* START *

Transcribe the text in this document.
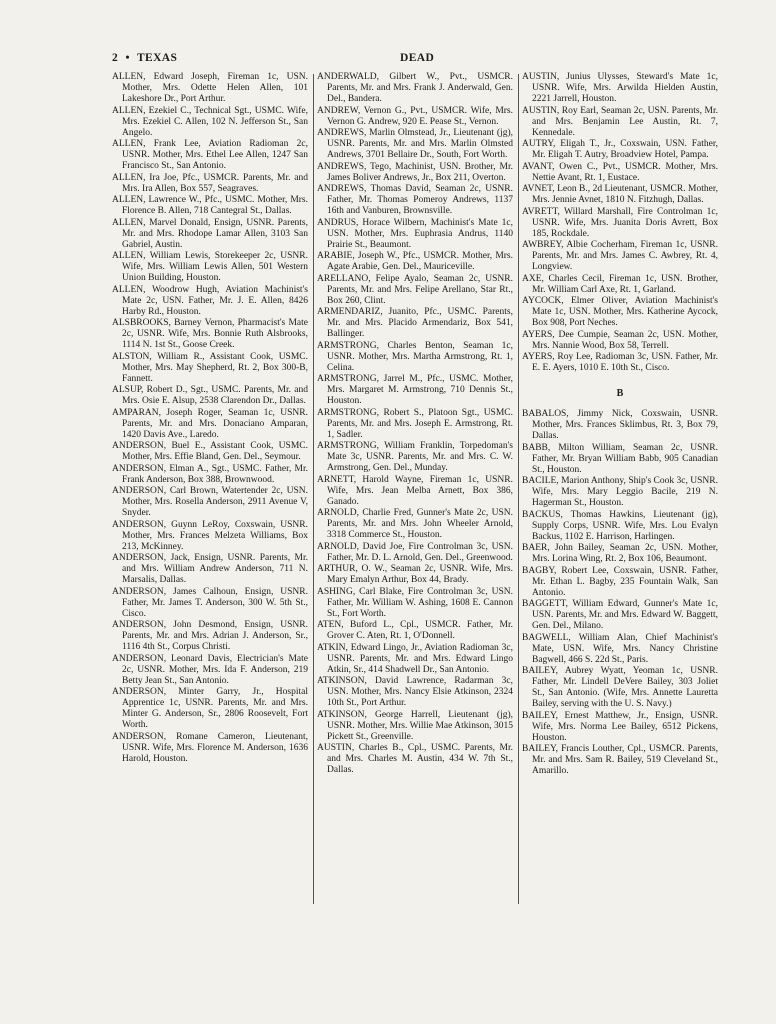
2 • TEXAS	DEAD
ALLEN, Edward Joseph, Fireman 1c, USN. Mother, Mrs. Odette Helen Allen, 101 Lakeshore Dr., Port Arthur.
ALLEN, Ezekiel C., Technical Sgt., USMC. Wife, Mrs. Ezekiel C. Allen, 102 N. Jefferson St., San Angelo.
ALLEN, Frank Lee, Aviation Radioman 2c, USNR. Mother, Mrs. Ethel Lee Allen, 1247 San Francisco St., San Antonio.
ALLEN, Ira Joe, Pfc., USMCR. Parents, Mr. and Mrs. Ira Allen, Box 557, Seagraves.
ALLEN, Lawrence W., Pfc., USMC. Mother, Mrs. Florence B. Allen, 718 Cantegral St., Dallas.
ALLEN, Marvel Donald, Ensign, USNR. Parents, Mr. and Mrs. Rhodope Lamar Allen, 3103 San Gabriel, Austin.
ALLEN, William Lewis, Storekeeper 2c, USNR. Wife, Mrs. William Lewis Allen, 501 Western Union Building, Houston.
ALLEN, Woodrow Hugh, Aviation Machinist's Mate 2c, USN. Father, Mr. J. E. Allen, 8426 Harby Rd., Houston.
ALSBROOKS, Barney Vernon, Pharmacist's Mate 2c, USNR. Wife, Mrs. Bonnie Ruth Alsbrooks, 1114 N. 1st St., Goose Creek.
ALSTON, William R., Assistant Cook, USMC. Mother, Mrs. May Shepherd, Rt. 2, Box 300-B, Fannett.
ALSUP, Robert D., Sgt., USMC. Parents, Mr. and Mrs. Osie E. Alsup, 2538 Clarendon Dr., Dallas.
AMPARAN, Joseph Roger, Seaman 1c, USNR. Parents, Mr. and Mrs. Donaciano Amparan, 1420 Davis Ave., Laredo.
ANDERSON, Buel E., Assistant Cook, USMC. Mother, Mrs. Effie Bland, Gen. Del., Seymour.
ANDERSON, Elman A., Sgt., USMC. Father, Mr. Frank Anderson, Box 388, Brownwood.
ANDERSON, Carl Brown, Watertender 2c, USN. Mother, Mrs. Rosella Anderson, 2911 Avenue V, Snyder.
ANDERSON, Guynn LeRoy, Coxswain, USNR. Mother, Mrs. Frances Melzeta Williams, Box 213, McKinney.
ANDERSON, Jack, Ensign, USNR. Parents, Mr. and Mrs. William Andrew Anderson, 711 N. Marsalis, Dallas.
ANDERSON, James Calhoun, Ensign, USNR. Father, Mr. James T. Anderson, 300 W. 5th St., Cisco.
ANDERSON, John Desmond, Ensign, USNR. Parents, Mr. and Mrs. Adrian J. Anderson, Sr., 1116 4th St., Corpus Christi.
ANDERSON, Leonard Davis, Electrician's Mate 2c, USNR. Mother, Mrs. Ida F. Anderson, 219 Betty Jean St., San Antonio.
ANDERSON, Minter Garry, Jr., Hospital Apprentice 1c, USNR. Parents, Mr. and Mrs. Minter G. Anderson, Sr., 2806 Roosevelt, Fort Worth.
ANDERSON, Romane Cameron, Lieutenant, USNR. Wife, Mrs. Florence M. Anderson, 1636 Harold, Houston.
ANDERWALD, Gilbert W., Pvt., USMCR. Parents, Mr. and Mrs. Frank J. Anderwald, Gen. Del., Bandera.
ANDREW, Vernon G., Pvt., USMCR. Wife, Mrs. Vernon G. Andrew, 920 E. Pease St., Vernon.
ANDREWS, Marlin Olmstead, Jr., Lieutenant (jg), USNR. Parents, Mr. and Mrs. Marlin Olmsted Andrews, 3701 Bellaire Dr., South, Fort Worth.
ANDREWS, Tego, Machinist, USN. Brother, Mr. James Boliver Andrews, Jr., Box 211, Overton.
ANDREWS, Thomas David, Seaman 2c, USNR. Father, Mr. Thomas Pomeroy Andrews, 1137 16th and Vanburen, Brownsville.
ANDRUS, Horace Wilbern, Machinist's Mate 1c, USN. Mother, Mrs. Euphrasia Andrus, 1140 Prairie St., Beaumont.
ARABIE, Joseph W., Pfc., USMCR. Mother, Mrs. Agate Arabie, Gen. Del., Mauriceville.
ARELLANO, Felipe Ayalo, Seaman 2c, USNR. Parents, Mr. and Mrs. Felipe Arellano, Star Rt., Box 260, Clint.
ARMENDARIZ, Juanito, Pfc., USMC. Parents, Mr. and Mrs. Placido Armendariz, Box 541, Ballinger.
ARMSTRONG, Charles Benton, Seaman 1c, USNR. Mother, Mrs. Martha Armstrong, Rt. 1, Celina.
ARMSTRONG, Jarrel M., Pfc., USMC. Mother, Mrs. Margaret M. Armstrong, 710 Dennis St., Houston.
ARMSTRONG, Robert S., Platoon Sgt., USMC. Parents, Mr. and Mrs. Joseph E. Armstrong, Rt. 1, Sadler.
ARMSTRONG, William Franklin, Torpedoman's Mate 3c, USNR. Parents, Mr. and Mrs. C. W. Armstrong, Gen. Del., Munday.
ARNETT, Harold Wayne, Fireman 1c, USNR. Wife, Mrs. Jean Melba Arnett, Box 386, Ganado.
ARNOLD, Charlie Fred, Gunner's Mate 2c, USN. Parents, Mr. and Mrs. John Wheeler Arnold, 3318 Commerce St., Houston.
ARNOLD, David Joe, Fire Controlman 3c, USN. Father, Mr. D. L. Arnold, Gen. Del., Greenwood.
ARTHUR, O. W., Seaman 2c, USNR. Wife, Mrs. Mary Emalyn Arthur, Box 44, Brady.
ASHING, Carl Blake, Fire Controlman 3c, USN. Father, Mr. William W. Ashing, 1608 E. Cannon St., Fort Worth.
ATEN, Buford L., Cpl., USMCR. Father, Mr. Grover C. Aten, Rt. 1, O'Donnell.
ATKIN, Edward Lingo, Jr., Aviation Radioman 3c, USNR. Parents, Mr. and Mrs. Edward Lingo Atkin, Sr., 414 Shadwell Dr., San Antonio.
ATKINSON, David Lawrence, Radarman 3c, USN. Mother, Mrs. Nancy Elsie Atkinson, 2324 10th St., Port Arthur.
ATKINSON, George Harrell, Lieutenant (jg), USNR. Mother, Mrs. Willie Mae Atkinson, 3015 Pickett St., Greenville.
AUSTIN, Charles B., Cpl., USMC. Parents, Mr. and Mrs. Charles M. Austin, 434 W. 7th St., Dallas.
AUSTIN, Junius Ulysses, Steward's Mate 1c, USNR. Wife, Mrs. Arwilda Hielden Austin, 2221 Jarrell, Houston.
AUSTIN, Roy Earl, Seaman 2c, USN. Parents, Mr. and Mrs. Benjamin Lee Austin, Rt. 7, Kennedale.
AUTRY, Eligah T., Jr., Coxswain, USN. Father, Mr. Eligah T. Autry, Broadview Hotel, Pampa.
AVANT, Owen C., Pvt., USMCR. Mother, Mrs. Nettie Avant, Rt. 1, Eustace.
AVNET, Leon B., 2d Lieutenant, USMCR. Mother, Mrs. Jennie Avnet, 1810 N. Fitzhugh, Dallas.
AVRETT, Willard Marshall, Fire Controlman 1c, USNR. Wife, Mrs. Juanita Doris Avrett, Box 185, Rockdale.
AWBREY, Albie Cocherham, Fireman 1c, USNR. Parents, Mr. and Mrs. James C. Awbrey, Rt. 4, Longview.
AXE, Charles Cecil, Fireman 1c, USN. Brother, Mr. William Carl Axe, Rt. 1, Garland.
AYCOCK, Elmer Oliver, Aviation Machinist's Mate 1c, USN. Mother, Mrs. Katherine Aycock, Box 908, Port Neches.
AYERS, Dee Cumpie, Seaman 2c, USN. Mother, Mrs. Nannie Wood, Box 58, Terrell.
AYERS, Roy Lee, Radioman 3c, USN. Father, Mr. E. E. Ayers, 1010 E. 10th St., Cisco.
B
BABALOS, Jimmy Nick, Coxswain, USNR. Mother, Mrs. Frances Sklimbus, Rt. 3, Box 79, Dallas.
BABB, Milton William, Seaman 2c, USNR. Father, Mr. Bryan William Babb, 905 Canadian St., Houston.
BACILE, Marion Anthony, Ship's Cook 3c, USNR. Wife, Mrs. Mary Leggio Bacile, 219 N. Hagerman St., Houston.
BACKUS, Thomas Hawkins, Lieutenant (jg), Supply Corps, USNR. Wife, Mrs. Lou Evalyn Backus, 1102 E. Harrison, Harlingen.
BAER, John Bailey, Seaman 2c, USN. Mother, Mrs. Lorina Wing, Rt. 2, Box 106, Beaumont.
BAGBY, Robert Lee, Coxswain, USNR. Father, Mr. Ethan L. Bagby, 235 Fountain Walk, San Antonio.
BAGGETT, William Edward, Gunner's Mate 1c, USN. Parents, Mr. and Mrs. Edward W. Baggett, Gen. Del., Milano.
BAGWELL, William Alan, Chief Machinist's Mate, USN. Wife, Mrs. Nancy Christine Bagwell, 466 S. 22d St., Paris.
BAILEY, Aubrey Wyatt, Yeoman 1c, USNR. Father, Mr. Lindell DeVere Bailey, 303 Joliet St., San Antonio. (Wife, Mrs. Annette Lauretta Bailey, serving with the U. S. Navy.)
BAILEY, Ernest Matthew, Jr., Ensign, USNR. Wife, Mrs. Norma Lee Bailey, 6512 Pickens, Houston.
BAILEY, Francis Louther, Cpl., USMCR. Parents, Mr. and Mrs. Sam R. Bailey, 519 Cleveland St., Amarillo.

* END *

» **WHAT IS EXPECTED**
Among the lines above, count those containing the word "Andrews" and give nothing but the result.

» **WRITTEN RESPONSE**
3